**SET PROBLEM**.
Copy out the whole listing exactly as written, leaving the pictures behind.

Stored data entries:
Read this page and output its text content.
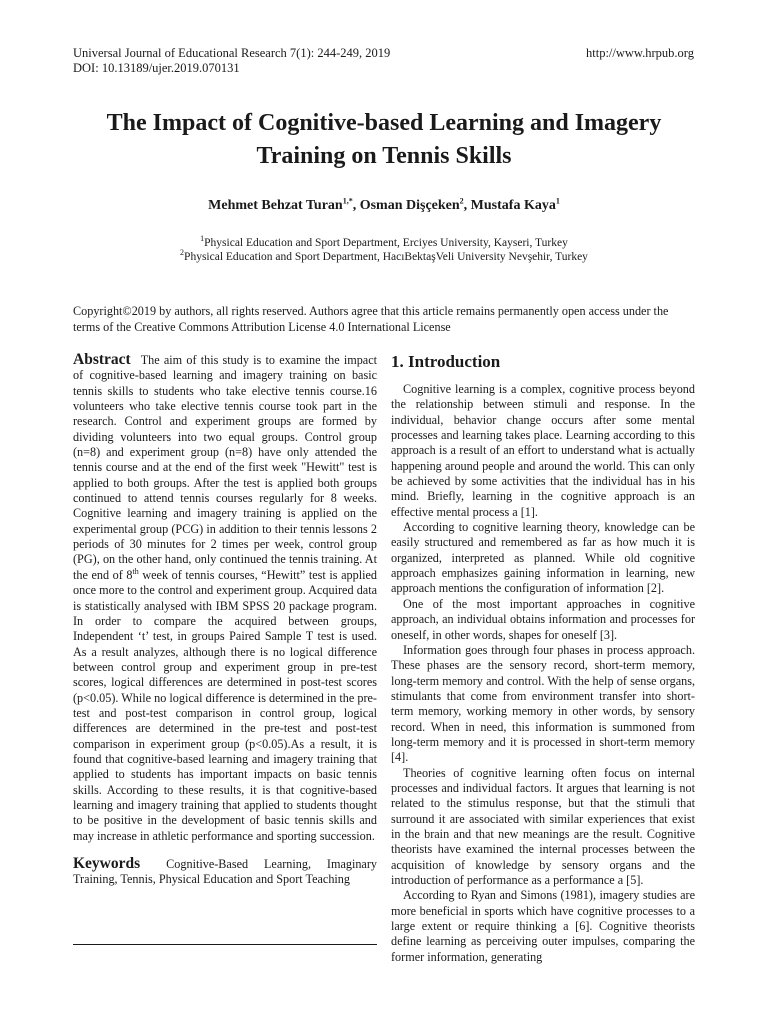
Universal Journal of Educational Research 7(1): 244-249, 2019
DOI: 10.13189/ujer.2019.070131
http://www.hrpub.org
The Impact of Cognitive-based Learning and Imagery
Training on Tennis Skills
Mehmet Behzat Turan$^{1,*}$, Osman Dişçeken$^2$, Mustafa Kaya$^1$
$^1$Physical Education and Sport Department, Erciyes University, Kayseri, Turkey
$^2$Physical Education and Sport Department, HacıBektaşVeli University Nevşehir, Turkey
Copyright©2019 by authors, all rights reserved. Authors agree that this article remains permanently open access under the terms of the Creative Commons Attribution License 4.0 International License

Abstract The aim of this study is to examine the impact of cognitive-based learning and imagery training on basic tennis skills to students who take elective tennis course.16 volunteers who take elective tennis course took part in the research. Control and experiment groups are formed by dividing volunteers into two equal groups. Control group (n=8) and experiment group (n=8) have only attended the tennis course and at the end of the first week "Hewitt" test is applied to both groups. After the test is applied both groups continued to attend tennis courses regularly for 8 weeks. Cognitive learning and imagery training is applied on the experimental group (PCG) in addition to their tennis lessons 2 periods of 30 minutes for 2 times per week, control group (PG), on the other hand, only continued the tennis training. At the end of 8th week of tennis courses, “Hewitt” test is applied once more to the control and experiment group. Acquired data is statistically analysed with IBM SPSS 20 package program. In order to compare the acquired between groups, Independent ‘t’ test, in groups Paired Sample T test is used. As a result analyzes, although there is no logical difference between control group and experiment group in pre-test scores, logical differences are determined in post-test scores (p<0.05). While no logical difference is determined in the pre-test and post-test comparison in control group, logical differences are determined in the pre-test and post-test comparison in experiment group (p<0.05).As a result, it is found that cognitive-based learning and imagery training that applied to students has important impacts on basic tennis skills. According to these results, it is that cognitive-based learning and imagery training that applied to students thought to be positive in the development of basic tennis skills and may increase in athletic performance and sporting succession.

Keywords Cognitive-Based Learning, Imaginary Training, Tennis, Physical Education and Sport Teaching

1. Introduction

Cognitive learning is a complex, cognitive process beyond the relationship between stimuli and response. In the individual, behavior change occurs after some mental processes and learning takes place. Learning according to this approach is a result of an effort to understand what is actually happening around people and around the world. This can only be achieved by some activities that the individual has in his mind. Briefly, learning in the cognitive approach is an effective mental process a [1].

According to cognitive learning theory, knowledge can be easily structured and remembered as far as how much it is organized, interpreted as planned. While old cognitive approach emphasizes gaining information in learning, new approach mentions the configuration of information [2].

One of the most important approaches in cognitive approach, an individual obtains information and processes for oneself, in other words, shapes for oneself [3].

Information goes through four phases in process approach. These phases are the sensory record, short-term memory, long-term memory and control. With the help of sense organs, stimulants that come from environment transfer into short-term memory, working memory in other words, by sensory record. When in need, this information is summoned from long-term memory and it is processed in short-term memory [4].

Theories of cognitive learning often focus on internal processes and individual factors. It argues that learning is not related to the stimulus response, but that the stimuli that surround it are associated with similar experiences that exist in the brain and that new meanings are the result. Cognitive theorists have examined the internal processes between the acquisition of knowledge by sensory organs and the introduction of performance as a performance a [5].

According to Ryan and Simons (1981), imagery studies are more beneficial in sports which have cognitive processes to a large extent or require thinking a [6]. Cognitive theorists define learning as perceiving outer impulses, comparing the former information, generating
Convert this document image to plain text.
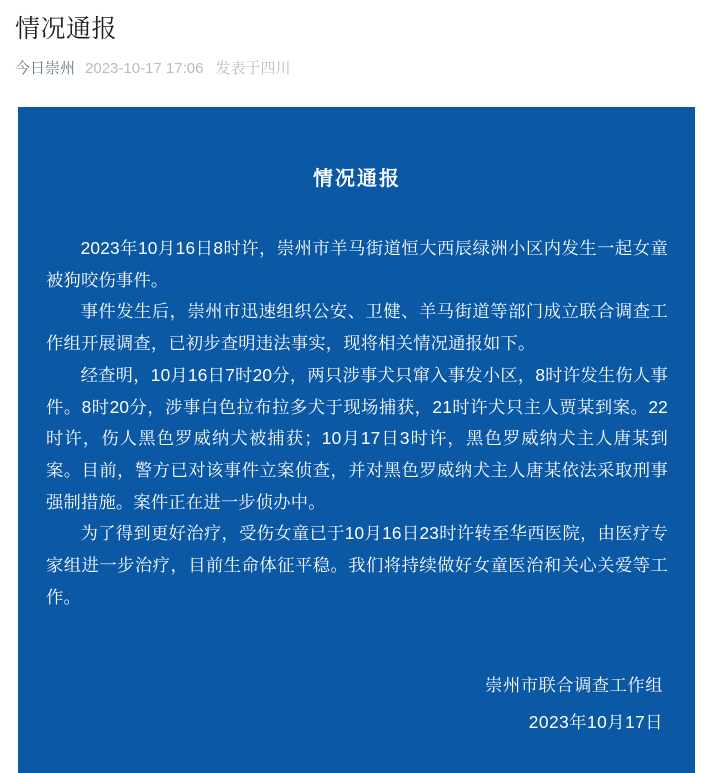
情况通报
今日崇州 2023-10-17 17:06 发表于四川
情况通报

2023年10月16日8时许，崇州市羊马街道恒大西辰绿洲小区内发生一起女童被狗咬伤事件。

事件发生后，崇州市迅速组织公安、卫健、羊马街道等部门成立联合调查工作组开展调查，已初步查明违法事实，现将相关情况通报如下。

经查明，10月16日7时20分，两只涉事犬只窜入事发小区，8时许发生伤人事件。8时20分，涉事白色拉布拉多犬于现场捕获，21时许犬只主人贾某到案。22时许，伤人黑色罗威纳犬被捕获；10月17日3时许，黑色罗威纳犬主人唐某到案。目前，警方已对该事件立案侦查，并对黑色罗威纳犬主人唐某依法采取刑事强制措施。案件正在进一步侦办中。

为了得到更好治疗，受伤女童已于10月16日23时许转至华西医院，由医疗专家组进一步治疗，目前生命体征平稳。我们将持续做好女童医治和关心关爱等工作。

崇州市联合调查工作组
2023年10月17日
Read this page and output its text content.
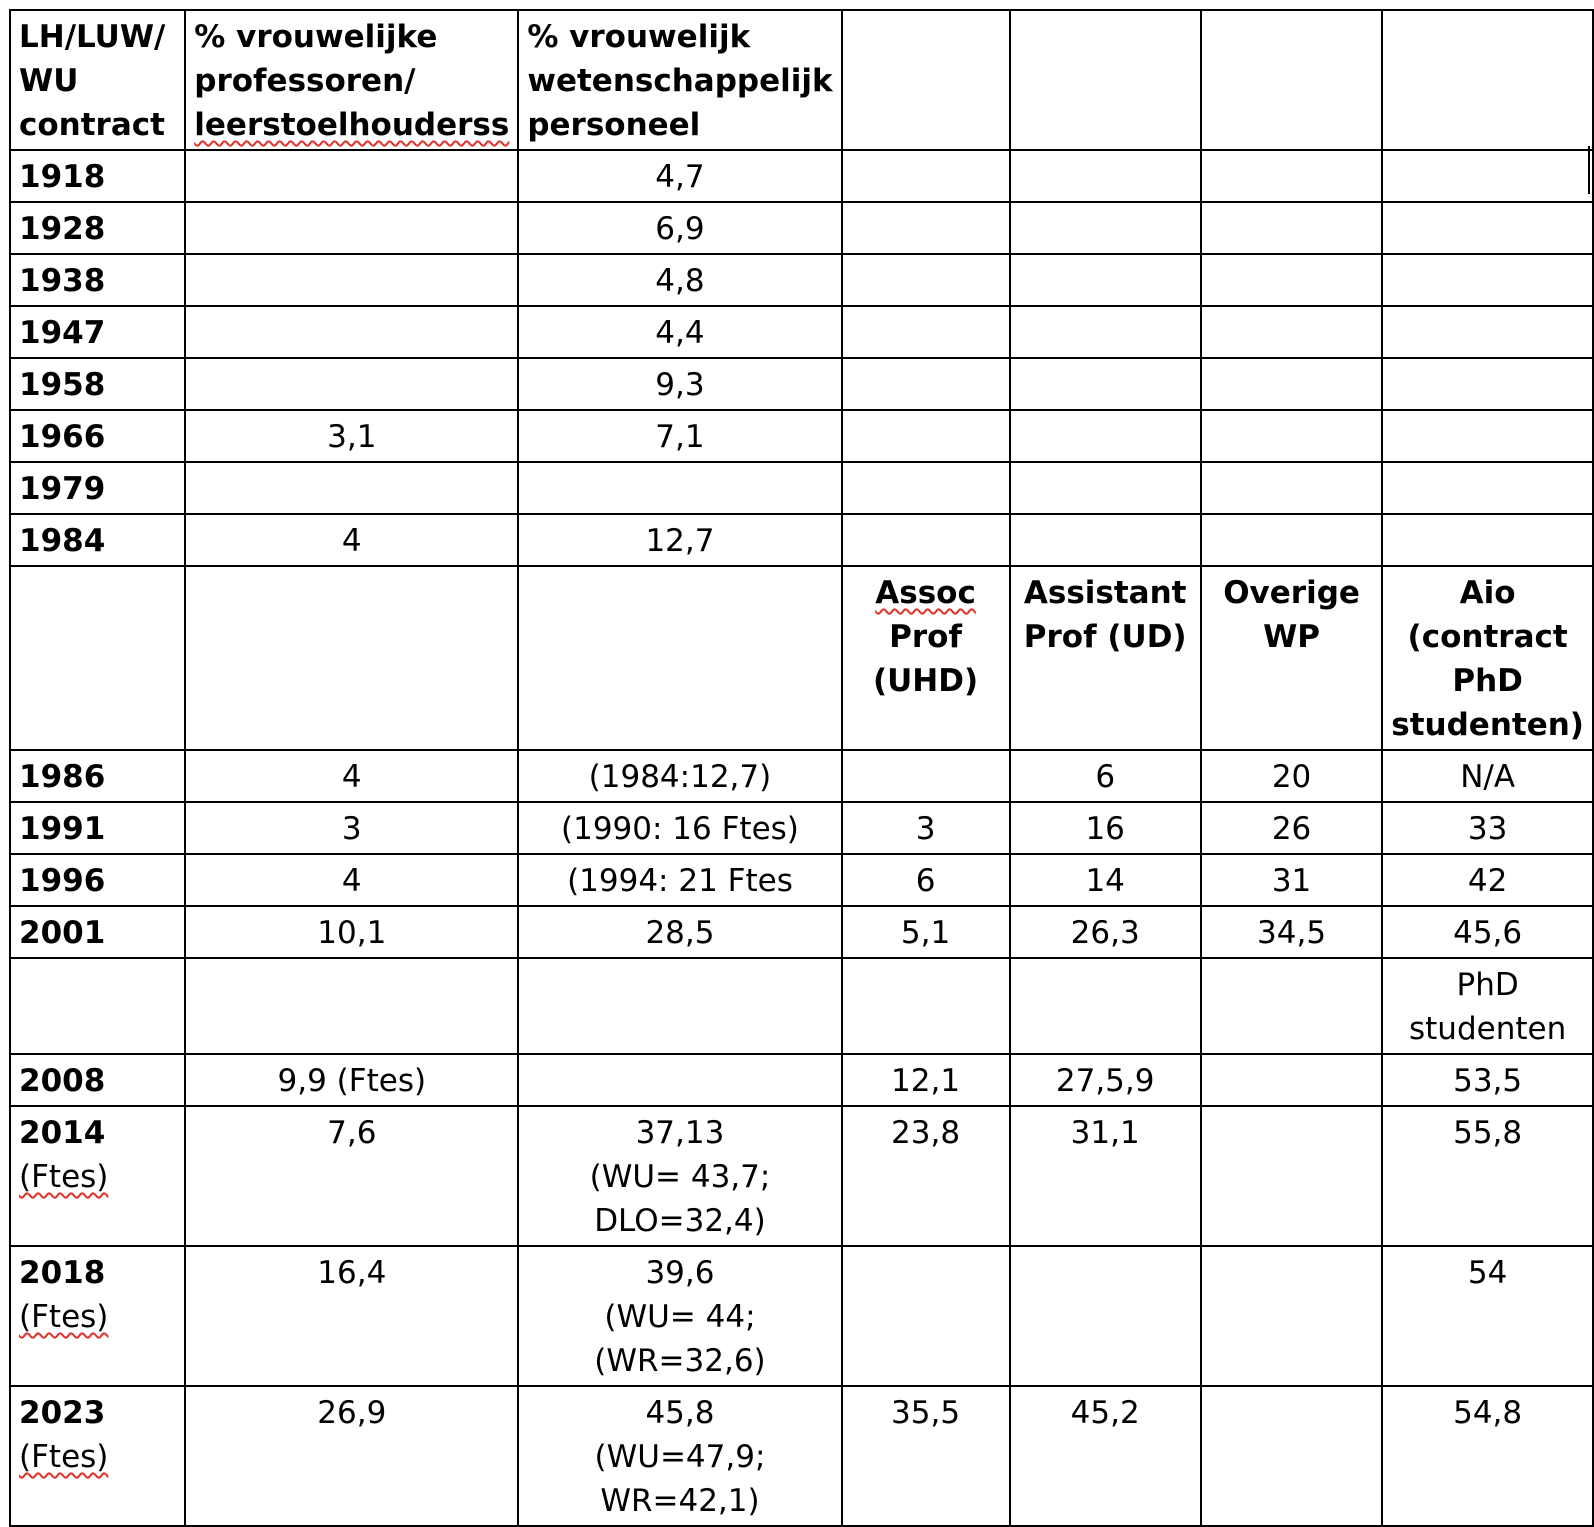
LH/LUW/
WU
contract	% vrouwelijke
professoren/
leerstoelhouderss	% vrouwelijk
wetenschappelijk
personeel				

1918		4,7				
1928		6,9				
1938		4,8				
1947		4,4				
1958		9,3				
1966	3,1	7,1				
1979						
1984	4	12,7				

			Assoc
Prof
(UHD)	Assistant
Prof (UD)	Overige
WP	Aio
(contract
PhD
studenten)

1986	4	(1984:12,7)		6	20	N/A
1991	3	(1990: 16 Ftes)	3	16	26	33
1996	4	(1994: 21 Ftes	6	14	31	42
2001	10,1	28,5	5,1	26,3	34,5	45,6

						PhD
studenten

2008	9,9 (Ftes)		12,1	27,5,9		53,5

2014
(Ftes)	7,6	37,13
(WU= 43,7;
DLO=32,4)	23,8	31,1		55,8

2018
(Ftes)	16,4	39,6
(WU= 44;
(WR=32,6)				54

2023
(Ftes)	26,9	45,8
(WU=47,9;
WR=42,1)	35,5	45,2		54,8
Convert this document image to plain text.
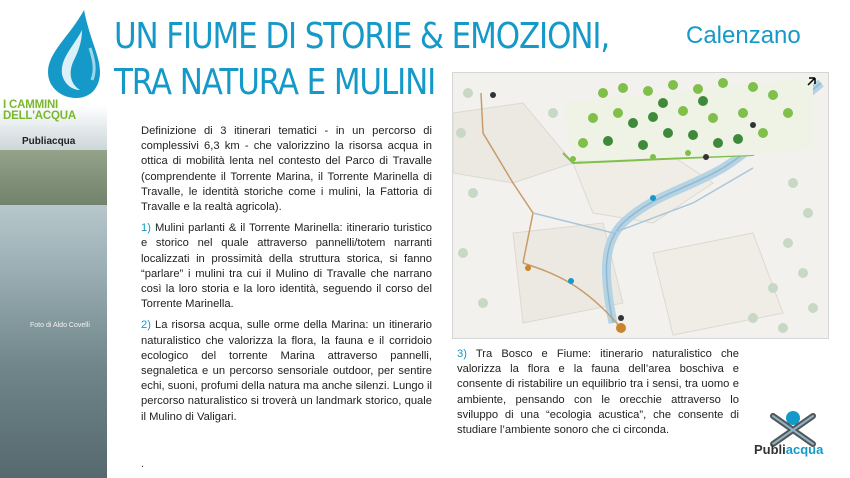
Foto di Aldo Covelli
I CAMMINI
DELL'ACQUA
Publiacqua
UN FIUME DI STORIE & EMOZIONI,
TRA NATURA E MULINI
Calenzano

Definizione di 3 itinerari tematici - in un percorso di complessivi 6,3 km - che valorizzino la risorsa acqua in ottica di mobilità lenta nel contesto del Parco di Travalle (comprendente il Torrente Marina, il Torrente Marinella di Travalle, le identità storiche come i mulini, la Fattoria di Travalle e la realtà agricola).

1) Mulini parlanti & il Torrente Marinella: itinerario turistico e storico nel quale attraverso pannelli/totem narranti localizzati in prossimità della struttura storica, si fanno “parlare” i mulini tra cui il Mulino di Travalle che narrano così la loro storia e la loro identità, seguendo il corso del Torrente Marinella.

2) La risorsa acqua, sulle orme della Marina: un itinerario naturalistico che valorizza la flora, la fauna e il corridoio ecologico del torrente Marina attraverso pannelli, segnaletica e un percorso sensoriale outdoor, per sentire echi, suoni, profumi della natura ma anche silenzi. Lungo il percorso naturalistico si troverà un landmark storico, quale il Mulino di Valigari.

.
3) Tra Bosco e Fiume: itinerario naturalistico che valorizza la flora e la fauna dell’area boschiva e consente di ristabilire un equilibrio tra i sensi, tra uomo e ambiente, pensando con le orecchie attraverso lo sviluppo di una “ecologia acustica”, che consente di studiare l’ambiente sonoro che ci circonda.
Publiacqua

**TASK ANSWER**.
Read this page and output its text content.
Universal Journal of Educational Research 7(1): 244-249, 2019
DOI: 10.13189/ujer.2019.070131
http://www.hrpub.org
The Impact of Cognitive-based Learning and Imagery
Training on Tennis Skills
Mehmet Behzat Turan$^{1,*}$, Osman Dişçeken$^2$, Mustafa Kaya$^1$
$^1$Physical Education and Sport Department, Erciyes University, Kayseri, Turkey
$^2$Physical Education and Sport Department, HacıBektaşVeli University Nevşehir, Turkey
Copyright©2019 by authors, all rights reserved. Authors agree that this article remains permanently open access under the terms of the Creative Commons Attribution License 4.0 International License

Abstract The aim of this study is to examine the impact of cognitive-based learning and imagery training on basic tennis skills to students who take elective tennis course.16 volunteers who take elective tennis course took part in the research. Control and experiment groups are formed by dividing volunteers into two equal groups. Control group (n=8) and experiment group (n=8) have only attended the tennis course and at the end of the first week "Hewitt" test is applied to both groups. After the test is applied both groups continued to attend tennis courses regularly for 8 weeks. Cognitive learning and imagery training is applied on the experimental group (PCG) in addition to their tennis lessons 2 periods of 30 minutes for 2 times per week, control group (PG), on the other hand, only continued the tennis training. At the end of 8th week of tennis courses, “Hewitt” test is applied once more to the control and experiment group. Acquired data is statistically analysed with IBM SPSS 20 package program. In order to compare the acquired between groups, Independent ‘t’ test, in groups Paired Sample T test is used. As a result analyzes, although there is no logical difference between control group and experiment group in pre-test scores, logical differences are determined in post-test scores (p<0.05). While no logical difference is determined in the pre-test and post-test comparison in control group, logical differences are determined in the pre-test and post-test comparison in experiment group (p<0.05).As a result, it is found that cognitive-based learning and imagery training that applied to students has important impacts on basic tennis skills. According to these results, it is that cognitive-based learning and imagery training that applied to students thought to be positive in the development of basic tennis skills and may increase in athletic performance and sporting succession.

Keywords Cognitive-Based Learning, Imaginary Training, Tennis, Physical Education and Sport Teaching

1. Introduction

Cognitive learning is a complex, cognitive process beyond the relationship between stimuli and response. In the individual, behavior change occurs after some mental processes and learning takes place. Learning according to this approach is a result of an effort to understand what is actually happening around people and around the world. This can only be achieved by some activities that the individual has in his mind. Briefly, learning in the cognitive approach is an effective mental process a [1].

According to cognitive learning theory, knowledge can be easily structured and remembered as far as how much it is organized, interpreted as planned. While old cognitive approach emphasizes gaining information in learning, new approach mentions the configuration of information [2].

One of the most important approaches in cognitive approach, an individual obtains information and processes for oneself, in other words, shapes for oneself [3].

Information goes through four phases in process approach. These phases are the sensory record, short-term memory, long-term memory and control. With the help of sense organs, stimulants that come from environment transfer into short-term memory, working memory in other words, by sensory record. When in need, this information is summoned from long-term memory and it is processed in short-term memory [4].

Theories of cognitive learning often focus on internal processes and individual factors. It argues that learning is not related to the stimulus response, but that the stimuli that surround it are associated with similar experiences that exist in the brain and that new meanings are the result. Cognitive theorists have examined the internal processes between the acquisition of knowledge by sensory organs and the introduction of performance as a performance a [5].

According to Ryan and Simons (1981), imagery studies are more beneficial in sports which have cognitive processes to a large extent or require thinking a [6]. Cognitive theorists define learning as perceiving outer impulses, comparing the former information, generating
Convert this document image to plain text.
情况通报
今日崇州 2023-10-17 17:06 发表于四川
情况通报

2023年10月16日8时许，崇州市羊马街道恒大西辰绿洲小区内发生一起女童被狗咬伤事件。

事件发生后，崇州市迅速组织公安、卫健、羊马街道等部门成立联合调查工作组开展调查，已初步查明违法事实，现将相关情况通报如下。

经查明，10月16日7时20分，两只涉事犬只窜入事发小区，8时许发生伤人事件。8时20分，涉事白色拉布拉多犬于现场捕获，21时许犬只主人贾某到案。22时许，伤人黑色罗威纳犬被捕获；10月17日3时许，黑色罗威纳犬主人唐某到案。目前，警方已对该事件立案侦查，并对黑色罗威纳犬主人唐某依法采取刑事强制措施。案件正在进一步侦办中。

为了得到更好治疗，受伤女童已于10月16日23时许转至华西医院，由医疗专家组进一步治疗，目前生命体征平稳。我们将持续做好女童医治和关心关爱等工作。

崇州市联合调查工作组
2023年10月17日
Read this page and output its text content.
LH/LUW/
WU
contract	% vrouwelijke
professoren/
leerstoelhouderss	% vrouwelijk
wetenschappelijk
personeel				

1918		4,7				
1928		6,9				
1938		4,8				
1947		4,4				
1958		9,3				
1966	3,1	7,1				
1979						
1984	4	12,7				

			Assoc
Prof
(UHD)	Assistant
Prof (UD)	Overige
WP	Aio
(contract
PhD
studenten)

1986	4	(1984:12,7)		6	20	N/A
1991	3	(1990: 16 Ftes)	3	16	26	33
1996	4	(1994: 21 Ftes	6	14	31	42
2001	10,1	28,5	5,1	26,3	34,5	45,6

						PhD
studenten

2008	9,9 (Ftes)		12,1	27,5,9		53,5

2014
(Ftes)	7,6	37,13
(WU= 43,7;
DLO=32,4)	23,8	31,1		55,8

2018
(Ftes)	16,4	39,6
(WU= 44;
(WR=32,6)				54

2023
(Ftes)	26,9	45,8
(WU=47,9;
WR=42,1)	35,5	45,2		54,8
Convert this document image to plain text.
Foto di Aldo Covelli
I CAMMINI
DELL'ACQUA
Publiacqua
UN FIUME DI STORIE & EMOZIONI,
TRA NATURA E MULINI
Calenzano

Definizione di 3 itinerari tematici - in un percorso di complessivi 6,3 km - che valorizzino la risorsa acqua in ottica di mobilità lenta nel contesto del Parco di Travalle (comprendente il Torrente Marina, il Torrente Marinella di Travalle, le identità storiche come i mulini, la Fattoria di Travalle e la realtà agricola).

1) Mulini parlanti & il Torrente Marinella: itinerario turistico e storico nel quale attraverso pannelli/totem narranti localizzati in prossimità della struttura storica, si fanno “parlare” i mulini tra cui il Mulino di Travalle che narrano così la loro storia e la loro identità, seguendo il corso del Torrente Marinella.

2) La risorsa acqua, sulle orme della Marina: un itinerario naturalistico che valorizza la flora, la fauna e il corridoio ecologico del torrente Marina attraverso pannelli, segnaletica e un percorso sensoriale outdoor, per sentire echi, suoni, profumi della natura ma anche silenzi. Lungo il percorso naturalistico si troverà un landmark storico, quale il Mulino di Valigari.

.
3) Tra Bosco e Fiume: itinerario naturalistico che valorizza la flora e la fauna dell’area boschiva e consente di ristabilire un equilibrio tra i sensi, tra uomo e ambiente, pensando con le orecchie attraverso lo sviluppo di una “ecologia acustica”, che consente di studiare l’ambiente sonoro che ci circonda.
Publiacqua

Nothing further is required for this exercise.